Task to complete
Scan the listing below. Report each line that includes "Chỉnh".

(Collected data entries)
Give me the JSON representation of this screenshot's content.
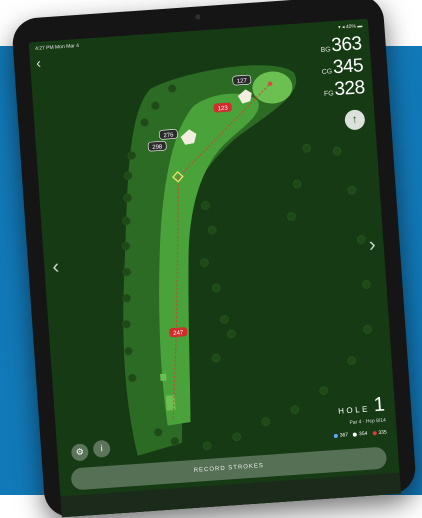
{
  "statusbar": {
    "time": "4:27 PM  Mon Mar 4",
    "battery": "▾ ◂ 40% ▬"
  },
  "yardage": {
    "back": {
      "label": "BG",
      "value": "363"
    },
    "center": {
      "label": "CG",
      "value": "345"
    },
    "front": {
      "label": "FG",
      "value": "328"
    }
  },
  "map": {
    "labels": {
      "green": "127",
      "mid": "123",
      "hazard": "276",
      "hazard_far": "298",
      "tee": "247"
    }
  },
  "hole": {
    "label": "HOLE",
    "number": "1",
    "sub": "Par 4 · Hcp 8/14",
    "tees": [
      {
        "value": "367",
        "color": "#5fa8ff"
      },
      {
        "value": "354",
        "color": "#ffffff"
      },
      {
        "value": "335",
        "color": "#e53935"
      }
    ]
  },
  "controls": {
    "back_icon": "‹",
    "prev_icon": "‹",
    "next_icon": "›",
    "up_icon": "↑",
    "settings_icon": "⚙",
    "info_icon": "i",
    "record_label": "RECORD STROKES"
  }
}
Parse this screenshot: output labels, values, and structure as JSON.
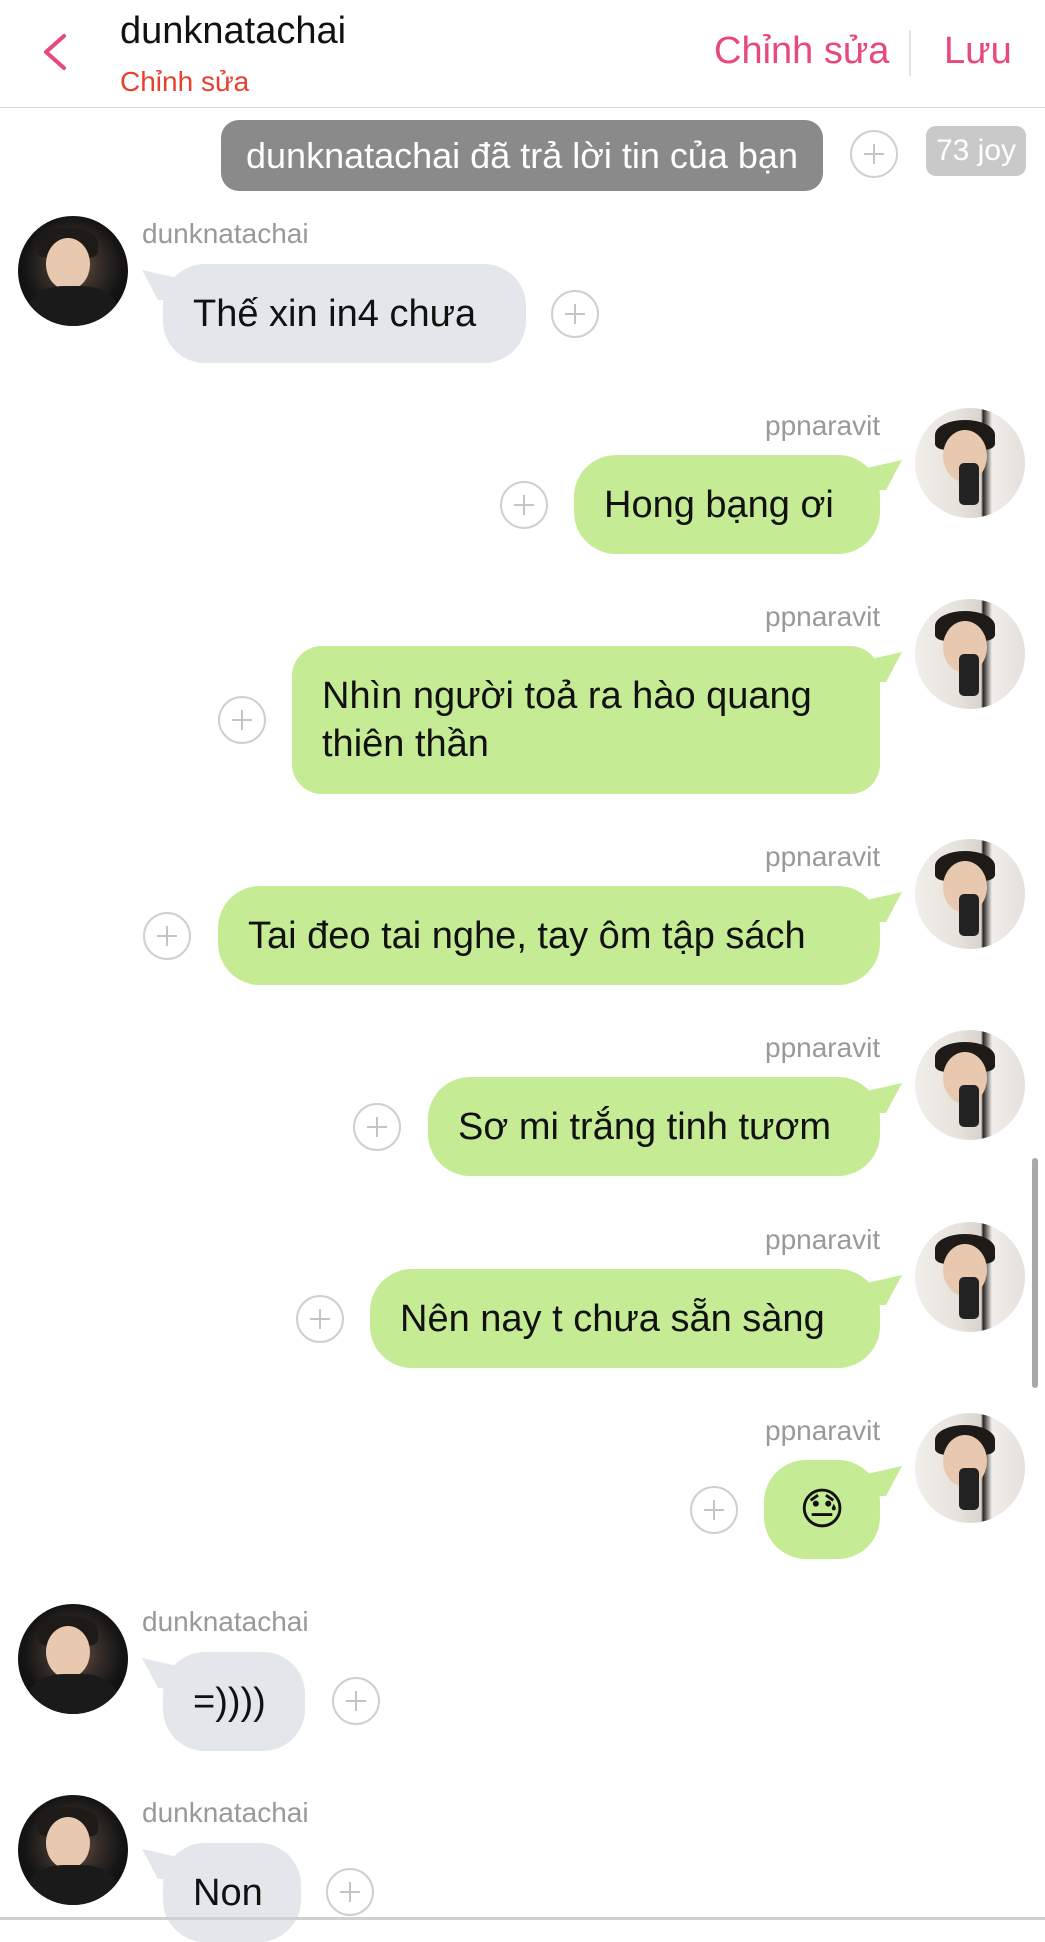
{
  "header": {
    "title": "dunknatachai",
    "subtitle": "Chỉnh sửa",
    "edit_label": "Chỉnh sửa",
    "save_label": "Lưu",
    "accent": "#e8487c",
    "subtitle_color": "#e8402f"
  },
  "system_notice": {
    "text": "dunknatachai đã trả lời tin của bạn",
    "badge": "73 joy"
  },
  "messages": [
    {
      "sender": "dunknatachai",
      "side": "incoming",
      "text": "Thế xin in4 chưa"
    },
    {
      "sender": "ppnaravit",
      "side": "outgoing",
      "text": "Hong bạng ơi"
    },
    {
      "sender": "ppnaravit",
      "side": "outgoing",
      "text": "Nhìn người toả ra hào quang thiên thần",
      "lines": [
        "Nhìn người toả ra hào quang",
        "thiên thần"
      ]
    },
    {
      "sender": "ppnaravit",
      "side": "outgoing",
      "text": "Tai đeo tai nghe, tay ôm tập sách"
    },
    {
      "sender": "ppnaravit",
      "side": "outgoing",
      "text": "Sơ mi trắng tinh tươm"
    },
    {
      "sender": "ppnaravit",
      "side": "outgoing",
      "text": "Nên nay t chưa sẵn sàng"
    },
    {
      "sender": "ppnaravit",
      "side": "outgoing",
      "text": "😓"
    },
    {
      "sender": "dunknatachai",
      "side": "incoming",
      "text": "=))))"
    },
    {
      "sender": "dunknatachai",
      "side": "incoming",
      "text": "Non"
    }
  ],
  "icons": {
    "back": "chevron-left-icon",
    "add_reaction": "plus-circle-icon"
  },
  "colors": {
    "incoming_bubble": "#e3e6ea",
    "outgoing_bubble": "#c6eb95",
    "system_pill": "#8a8a8a"
  }
}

Result of this exercise
    "subtitle": "Chỉnh sửa",
    "edit_label": "Chỉnh sửa",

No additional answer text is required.